- **Direction**: Reproduce the listing exactly and skip over any pictures.

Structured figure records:
★ ★ ★ ★ ★

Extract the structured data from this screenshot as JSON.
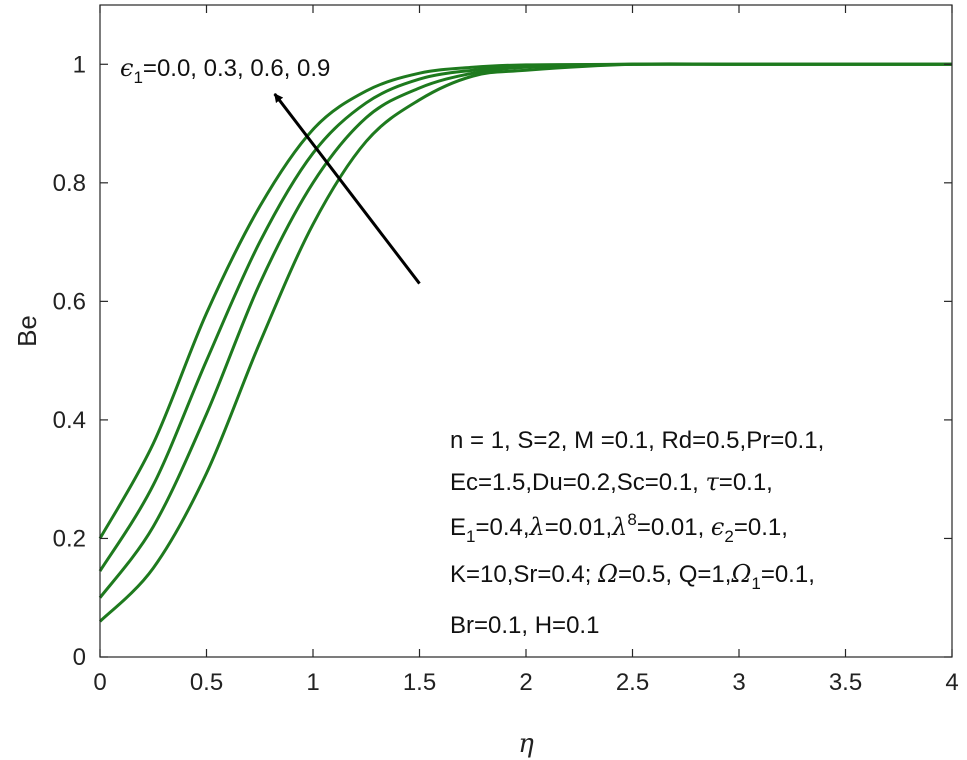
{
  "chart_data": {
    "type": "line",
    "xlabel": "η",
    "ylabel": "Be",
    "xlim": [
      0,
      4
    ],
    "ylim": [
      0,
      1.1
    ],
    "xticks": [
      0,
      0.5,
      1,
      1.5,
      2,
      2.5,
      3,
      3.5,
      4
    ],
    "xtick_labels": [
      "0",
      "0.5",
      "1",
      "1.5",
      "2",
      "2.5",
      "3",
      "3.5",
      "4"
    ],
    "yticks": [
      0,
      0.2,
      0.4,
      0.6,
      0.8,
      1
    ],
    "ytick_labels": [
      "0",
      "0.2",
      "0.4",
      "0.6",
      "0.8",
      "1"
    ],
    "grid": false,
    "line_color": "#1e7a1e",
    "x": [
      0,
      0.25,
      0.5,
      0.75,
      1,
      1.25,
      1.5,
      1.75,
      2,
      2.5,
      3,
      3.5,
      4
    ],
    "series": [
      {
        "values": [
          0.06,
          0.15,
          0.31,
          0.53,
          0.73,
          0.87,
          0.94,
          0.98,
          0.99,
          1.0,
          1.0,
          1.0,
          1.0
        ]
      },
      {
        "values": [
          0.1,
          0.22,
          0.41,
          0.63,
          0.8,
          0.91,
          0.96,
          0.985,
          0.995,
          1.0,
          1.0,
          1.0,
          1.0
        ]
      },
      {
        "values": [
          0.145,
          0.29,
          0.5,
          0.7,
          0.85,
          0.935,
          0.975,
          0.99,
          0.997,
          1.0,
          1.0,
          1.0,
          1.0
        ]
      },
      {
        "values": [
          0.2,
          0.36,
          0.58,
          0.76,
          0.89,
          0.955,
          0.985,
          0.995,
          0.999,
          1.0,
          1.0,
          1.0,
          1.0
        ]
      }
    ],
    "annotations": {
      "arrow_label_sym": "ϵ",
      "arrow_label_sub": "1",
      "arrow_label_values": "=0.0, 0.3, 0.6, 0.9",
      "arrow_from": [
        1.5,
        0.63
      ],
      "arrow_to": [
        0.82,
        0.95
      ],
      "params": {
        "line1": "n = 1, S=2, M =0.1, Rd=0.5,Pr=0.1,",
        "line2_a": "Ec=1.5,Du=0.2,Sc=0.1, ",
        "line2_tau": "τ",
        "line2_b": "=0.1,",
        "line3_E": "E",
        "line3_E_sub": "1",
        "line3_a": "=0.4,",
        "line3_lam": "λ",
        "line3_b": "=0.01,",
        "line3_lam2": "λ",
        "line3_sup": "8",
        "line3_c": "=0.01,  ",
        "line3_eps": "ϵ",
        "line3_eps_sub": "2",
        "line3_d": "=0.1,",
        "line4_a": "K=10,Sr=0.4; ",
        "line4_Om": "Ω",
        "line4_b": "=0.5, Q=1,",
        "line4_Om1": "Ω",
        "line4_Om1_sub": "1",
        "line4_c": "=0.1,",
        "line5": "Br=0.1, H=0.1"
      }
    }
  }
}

★ ★ ★ ★ ★

- **Worked solution**:
Extract the structured data from this screenshot as JSON.
{
  "chart_data": {
    "type": "line",
    "xlabel": "η",
    "ylabel": "Be",
    "xlim": [
      0,
      4
    ],
    "ylim": [
      0,
      1.1
    ],
    "xticks": [
      0,
      0.5,
      1,
      1.5,
      2,
      2.5,
      3,
      3.5,
      4
    ],
    "xtick_labels": [
      "0",
      "0.5",
      "1",
      "1.5",
      "2",
      "2.5",
      "3",
      "3.5",
      "4"
    ],
    "yticks": [
      0,
      0.2,
      0.4,
      0.6,
      0.8,
      1
    ],
    "ytick_labels": [
      "0",
      "0.2",
      "0.4",
      "0.6",
      "0.8",
      "1"
    ],
    "grid": false,
    "line_color": "#1e7a1e",
    "x": [
      0,
      0.25,
      0.5,
      0.75,
      1,
      1.25,
      1.5,
      1.75,
      2,
      2.5,
      3,
      3.5,
      4
    ],
    "series": [
      {
        "values": [
          0.06,
          0.15,
          0.31,
          0.53,
          0.73,
          0.87,
          0.94,
          0.98,
          0.99,
          1.0,
          1.0,
          1.0,
          1.0
        ]
      },
      {
        "values": [
          0.1,
          0.22,
          0.41,
          0.63,
          0.8,
          0.91,
          0.96,
          0.985,
          0.995,
          1.0,
          1.0,
          1.0,
          1.0
        ]
      },
      {
        "values": [
          0.145,
          0.29,
          0.5,
          0.7,
          0.85,
          0.935,
          0.975,
          0.99,
          0.997,
          1.0,
          1.0,
          1.0,
          1.0
        ]
      },
      {
        "values": [
          0.2,
          0.36,
          0.58,
          0.76,
          0.89,
          0.955,
          0.985,
          0.995,
          0.999,
          1.0,
          1.0,
          1.0,
          1.0
        ]
      }
    ],
    "annotations": {
      "arrow_label_sym": "ϵ",
      "arrow_label_sub": "1",
      "arrow_label_values": "=0.0, 0.3, 0.6, 0.9",
      "arrow_from": [
        1.5,
        0.63
      ],
      "arrow_to": [
        0.82,
        0.95
      ],
      "params": {
        "line1": "n = 1, S=2, M =0.1, Rd=0.5,Pr=0.1,",
        "line2_a": "Ec=1.5,Du=0.2,Sc=0.1, ",
        "line2_tau": "τ",
        "line2_b": "=0.1,",
        "line3_E": "E",
        "line3_E_sub": "1",
        "line3_a": "=0.4,",
        "line3_lam": "λ",
        "line3_b": "=0.01,",
        "line3_lam2": "λ",
        "line3_sup": "8",
        "line3_c": "=0.01,  ",
        "line3_eps": "ϵ",
        "line3_eps_sub": "2",
        "line3_d": "=0.1,",
        "line4_a": "K=10,Sr=0.4; ",
        "line4_Om": "Ω",
        "line4_b": "=0.5, Q=1,",
        "line4_Om1": "Ω",
        "line4_Om1_sub": "1",
        "line4_c": "=0.1,",
        "line5": "Br=0.1, H=0.1"
      }
    }
  }
}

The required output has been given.